* **Problem description**: Take the entries below and print all of them exactly, please.
## begin Extracted entries
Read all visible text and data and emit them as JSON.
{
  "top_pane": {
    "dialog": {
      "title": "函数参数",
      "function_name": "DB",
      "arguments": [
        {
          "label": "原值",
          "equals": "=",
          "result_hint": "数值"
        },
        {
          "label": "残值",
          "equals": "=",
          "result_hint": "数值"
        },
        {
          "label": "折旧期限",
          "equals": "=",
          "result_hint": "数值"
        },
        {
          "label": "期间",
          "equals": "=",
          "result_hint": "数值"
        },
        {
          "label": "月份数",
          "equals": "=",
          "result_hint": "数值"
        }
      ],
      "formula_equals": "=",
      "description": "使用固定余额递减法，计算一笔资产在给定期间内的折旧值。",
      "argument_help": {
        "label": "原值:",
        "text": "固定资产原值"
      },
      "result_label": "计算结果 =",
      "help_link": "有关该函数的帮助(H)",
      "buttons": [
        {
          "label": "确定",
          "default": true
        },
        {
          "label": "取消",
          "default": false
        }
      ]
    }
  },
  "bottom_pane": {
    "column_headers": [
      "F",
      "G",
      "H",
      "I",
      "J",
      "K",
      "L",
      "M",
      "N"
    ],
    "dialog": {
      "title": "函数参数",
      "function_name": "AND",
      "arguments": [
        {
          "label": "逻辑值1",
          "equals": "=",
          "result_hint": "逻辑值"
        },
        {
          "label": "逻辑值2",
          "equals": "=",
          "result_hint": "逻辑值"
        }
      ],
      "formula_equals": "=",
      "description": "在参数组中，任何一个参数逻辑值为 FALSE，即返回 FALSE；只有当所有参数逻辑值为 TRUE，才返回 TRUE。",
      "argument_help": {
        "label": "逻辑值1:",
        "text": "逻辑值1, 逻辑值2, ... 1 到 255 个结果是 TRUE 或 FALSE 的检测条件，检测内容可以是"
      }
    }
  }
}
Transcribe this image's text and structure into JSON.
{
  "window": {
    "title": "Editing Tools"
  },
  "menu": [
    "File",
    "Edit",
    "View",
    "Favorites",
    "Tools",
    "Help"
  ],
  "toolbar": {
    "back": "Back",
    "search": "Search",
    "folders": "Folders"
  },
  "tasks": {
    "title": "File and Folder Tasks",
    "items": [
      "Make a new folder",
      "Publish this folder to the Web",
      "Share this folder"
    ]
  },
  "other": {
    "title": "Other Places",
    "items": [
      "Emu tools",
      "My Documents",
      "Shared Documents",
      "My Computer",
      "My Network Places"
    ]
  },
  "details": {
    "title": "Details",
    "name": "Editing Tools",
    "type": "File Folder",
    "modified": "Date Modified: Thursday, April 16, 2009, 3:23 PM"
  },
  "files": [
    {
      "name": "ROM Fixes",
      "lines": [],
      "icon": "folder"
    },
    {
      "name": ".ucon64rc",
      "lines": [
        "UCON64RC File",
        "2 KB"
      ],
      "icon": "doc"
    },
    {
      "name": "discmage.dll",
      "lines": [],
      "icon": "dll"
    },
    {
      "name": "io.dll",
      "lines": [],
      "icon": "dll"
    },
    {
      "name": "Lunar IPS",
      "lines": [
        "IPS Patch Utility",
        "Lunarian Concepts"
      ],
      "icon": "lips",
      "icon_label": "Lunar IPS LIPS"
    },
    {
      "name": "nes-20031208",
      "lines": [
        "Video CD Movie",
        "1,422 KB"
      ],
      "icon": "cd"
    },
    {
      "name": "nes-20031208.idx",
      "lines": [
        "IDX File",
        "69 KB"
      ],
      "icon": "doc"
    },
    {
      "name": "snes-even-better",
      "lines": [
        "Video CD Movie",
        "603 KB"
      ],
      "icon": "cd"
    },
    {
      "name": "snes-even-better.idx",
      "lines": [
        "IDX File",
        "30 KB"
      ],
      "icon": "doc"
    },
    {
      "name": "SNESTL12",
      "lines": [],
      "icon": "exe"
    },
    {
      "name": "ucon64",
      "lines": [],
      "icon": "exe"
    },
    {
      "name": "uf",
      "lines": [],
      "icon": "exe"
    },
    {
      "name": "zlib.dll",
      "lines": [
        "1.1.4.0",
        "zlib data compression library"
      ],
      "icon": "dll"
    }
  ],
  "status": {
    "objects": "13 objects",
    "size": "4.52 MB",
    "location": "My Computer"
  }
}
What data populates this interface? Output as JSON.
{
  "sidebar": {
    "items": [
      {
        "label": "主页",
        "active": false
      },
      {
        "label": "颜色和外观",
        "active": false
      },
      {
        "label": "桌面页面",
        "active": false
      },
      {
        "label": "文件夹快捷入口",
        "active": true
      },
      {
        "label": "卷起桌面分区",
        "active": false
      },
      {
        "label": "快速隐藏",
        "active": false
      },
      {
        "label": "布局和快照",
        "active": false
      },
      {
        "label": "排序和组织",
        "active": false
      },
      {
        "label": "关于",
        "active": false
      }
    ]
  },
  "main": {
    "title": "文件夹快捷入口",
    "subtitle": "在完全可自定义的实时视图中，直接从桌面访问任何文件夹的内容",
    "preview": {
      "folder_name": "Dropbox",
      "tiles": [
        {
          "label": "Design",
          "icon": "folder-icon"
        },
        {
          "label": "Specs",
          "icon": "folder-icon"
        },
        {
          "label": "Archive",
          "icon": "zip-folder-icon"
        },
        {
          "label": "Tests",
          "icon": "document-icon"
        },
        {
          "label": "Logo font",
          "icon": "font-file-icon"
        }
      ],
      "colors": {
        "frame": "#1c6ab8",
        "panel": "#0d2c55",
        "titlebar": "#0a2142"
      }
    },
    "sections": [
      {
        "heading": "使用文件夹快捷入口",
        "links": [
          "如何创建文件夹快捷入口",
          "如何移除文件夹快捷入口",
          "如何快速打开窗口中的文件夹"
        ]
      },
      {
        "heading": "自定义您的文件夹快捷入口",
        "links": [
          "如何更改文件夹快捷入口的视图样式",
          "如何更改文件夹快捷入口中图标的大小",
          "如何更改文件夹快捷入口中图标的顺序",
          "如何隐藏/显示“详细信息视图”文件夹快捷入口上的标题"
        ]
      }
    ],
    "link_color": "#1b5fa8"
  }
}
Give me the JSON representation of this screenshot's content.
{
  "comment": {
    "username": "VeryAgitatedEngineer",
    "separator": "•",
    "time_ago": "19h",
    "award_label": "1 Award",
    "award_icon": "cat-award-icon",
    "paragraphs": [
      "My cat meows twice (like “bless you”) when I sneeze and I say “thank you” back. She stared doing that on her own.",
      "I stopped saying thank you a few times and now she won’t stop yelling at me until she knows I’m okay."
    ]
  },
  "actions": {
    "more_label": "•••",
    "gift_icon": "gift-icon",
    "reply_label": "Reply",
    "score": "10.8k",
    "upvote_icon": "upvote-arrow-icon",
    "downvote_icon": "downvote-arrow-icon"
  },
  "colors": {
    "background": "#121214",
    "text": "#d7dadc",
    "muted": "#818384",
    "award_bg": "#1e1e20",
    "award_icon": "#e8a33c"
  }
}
## end Extracted entries
* **Problem solution**:
Read all visible text and data and emit them as JSON.
{
  "top_pane": {
    "dialog": {
      "title": "函数参数",
      "function_name": "DB",
      "arguments": [
        {
          "label": "原值",
          "equals": "=",
          "result_hint": "数值"
        },
        {
          "label": "残值",
          "equals": "=",
          "result_hint": "数值"
        },
        {
          "label": "折旧期限",
          "equals": "=",
          "result_hint": "数值"
        },
        {
          "label": "期间",
          "equals": "=",
          "result_hint": "数值"
        },
        {
          "label": "月份数",
          "equals": "=",
          "result_hint": "数值"
        }
      ],
      "formula_equals": "=",
      "description": "使用固定余额递减法，计算一笔资产在给定期间内的折旧值。",
      "argument_help": {
        "label": "原值:",
        "text": "固定资产原值"
      },
      "result_label": "计算结果 =",
      "help_link": "有关该函数的帮助(H)",
      "buttons": [
        {
          "label": "确定",
          "default": true
        },
        {
          "label": "取消",
          "default": false
        }
      ]
    }
  },
  "bottom_pane": {
    "column_headers": [
      "F",
      "G",
      "H",
      "I",
      "J",
      "K",
      "L",
      "M",
      "N"
    ],
    "dialog": {
      "title": "函数参数",
      "function_name": "AND",
      "arguments": [
        {
          "label": "逻辑值1",
          "equals": "=",
          "result_hint": "逻辑值"
        },
        {
          "label": "逻辑值2",
          "equals": "=",
          "result_hint": "逻辑值"
        }
      ],
      "formula_equals": "=",
      "description": "在参数组中，任何一个参数逻辑值为 FALSE，即返回 FALSE；只有当所有参数逻辑值为 TRUE，才返回 TRUE。",
      "argument_help": {
        "label": "逻辑值1:",
        "text": "逻辑值1, 逻辑值2, ... 1 到 255 个结果是 TRUE 或 FALSE 的检测条件，检测内容可以是"
      }
    }
  }
}
Transcribe this image's text and structure into JSON.
{
  "window": {
    "title": "Editing Tools"
  },
  "menu": [
    "File",
    "Edit",
    "View",
    "Favorites",
    "Tools",
    "Help"
  ],
  "toolbar": {
    "back": "Back",
    "search": "Search",
    "folders": "Folders"
  },
  "tasks": {
    "title": "File and Folder Tasks",
    "items": [
      "Make a new folder",
      "Publish this folder to the Web",
      "Share this folder"
    ]
  },
  "other": {
    "title": "Other Places",
    "items": [
      "Emu tools",
      "My Documents",
      "Shared Documents",
      "My Computer",
      "My Network Places"
    ]
  },
  "details": {
    "title": "Details",
    "name": "Editing Tools",
    "type": "File Folder",
    "modified": "Date Modified: Thursday, April 16, 2009, 3:23 PM"
  },
  "files": [
    {
      "name": "ROM Fixes",
      "lines": [],
      "icon": "folder"
    },
    {
      "name": ".ucon64rc",
      "lines": [
        "UCON64RC File",
        "2 KB"
      ],
      "icon": "doc"
    },
    {
      "name": "discmage.dll",
      "lines": [],
      "icon": "dll"
    },
    {
      "name": "io.dll",
      "lines": [],
      "icon": "dll"
    },
    {
      "name": "Lunar IPS",
      "lines": [
        "IPS Patch Utility",
        "Lunarian Concepts"
      ],
      "icon": "lips",
      "icon_label": "Lunar IPS LIPS"
    },
    {
      "name": "nes-20031208",
      "lines": [
        "Video CD Movie",
        "1,422 KB"
      ],
      "icon": "cd"
    },
    {
      "name": "nes-20031208.idx",
      "lines": [
        "IDX File",
        "69 KB"
      ],
      "icon": "doc"
    },
    {
      "name": "snes-even-better",
      "lines": [
        "Video CD Movie",
        "603 KB"
      ],
      "icon": "cd"
    },
    {
      "name": "snes-even-better.idx",
      "lines": [
        "IDX File",
        "30 KB"
      ],
      "icon": "doc"
    },
    {
      "name": "SNESTL12",
      "lines": [],
      "icon": "exe"
    },
    {
      "name": "ucon64",
      "lines": [],
      "icon": "exe"
    },
    {
      "name": "uf",
      "lines": [],
      "icon": "exe"
    },
    {
      "name": "zlib.dll",
      "lines": [
        "1.1.4.0",
        "zlib data compression library"
      ],
      "icon": "dll"
    }
  ],
  "status": {
    "objects": "13 objects",
    "size": "4.52 MB",
    "location": "My Computer"
  }
}
What data populates this interface? Output as JSON.
{
  "sidebar": {
    "items": [
      {
        "label": "主页",
        "active": false
      },
      {
        "label": "颜色和外观",
        "active": false
      },
      {
        "label": "桌面页面",
        "active": false
      },
      {
        "label": "文件夹快捷入口",
        "active": true
      },
      {
        "label": "卷起桌面分区",
        "active": false
      },
      {
        "label": "快速隐藏",
        "active": false
      },
      {
        "label": "布局和快照",
        "active": false
      },
      {
        "label": "排序和组织",
        "active": false
      },
      {
        "label": "关于",
        "active": false
      }
    ]
  },
  "main": {
    "title": "文件夹快捷入口",
    "subtitle": "在完全可自定义的实时视图中，直接从桌面访问任何文件夹的内容",
    "preview": {
      "folder_name": "Dropbox",
      "tiles": [
        {
          "label": "Design",
          "icon": "folder-icon"
        },
        {
          "label": "Specs",
          "icon": "folder-icon"
        },
        {
          "label": "Archive",
          "icon": "zip-folder-icon"
        },
        {
          "label": "Tests",
          "icon": "document-icon"
        },
        {
          "label": "Logo font",
          "icon": "font-file-icon"
        }
      ],
      "colors": {
        "frame": "#1c6ab8",
        "panel": "#0d2c55",
        "titlebar": "#0a2142"
      }
    },
    "sections": [
      {
        "heading": "使用文件夹快捷入口",
        "links": [
          "如何创建文件夹快捷入口",
          "如何移除文件夹快捷入口",
          "如何快速打开窗口中的文件夹"
        ]
      },
      {
        "heading": "自定义您的文件夹快捷入口",
        "links": [
          "如何更改文件夹快捷入口的视图样式",
          "如何更改文件夹快捷入口中图标的大小",
          "如何更改文件夹快捷入口中图标的顺序",
          "如何隐藏/显示“详细信息视图”文件夹快捷入口上的标题"
        ]
      }
    ],
    "link_color": "#1b5fa8"
  }
}
Give me the JSON representation of this screenshot's content.
{
  "comment": {
    "username": "VeryAgitatedEngineer",
    "separator": "•",
    "time_ago": "19h",
    "award_label": "1 Award",
    "award_icon": "cat-award-icon",
    "paragraphs": [
      "My cat meows twice (like “bless you”) when I sneeze and I say “thank you” back. She stared doing that on her own.",
      "I stopped saying thank you a few times and now she won’t stop yelling at me until she knows I’m okay."
    ]
  },
  "actions": {
    "more_label": "•••",
    "gift_icon": "gift-icon",
    "reply_label": "Reply",
    "score": "10.8k",
    "upvote_icon": "upvote-arrow-icon",
    "downvote_icon": "downvote-arrow-icon"
  },
  "colors": {
    "background": "#121214",
    "text": "#d7dadc",
    "muted": "#818384",
    "award_bg": "#1e1e20",
    "award_icon": "#e8a33c"
  }
}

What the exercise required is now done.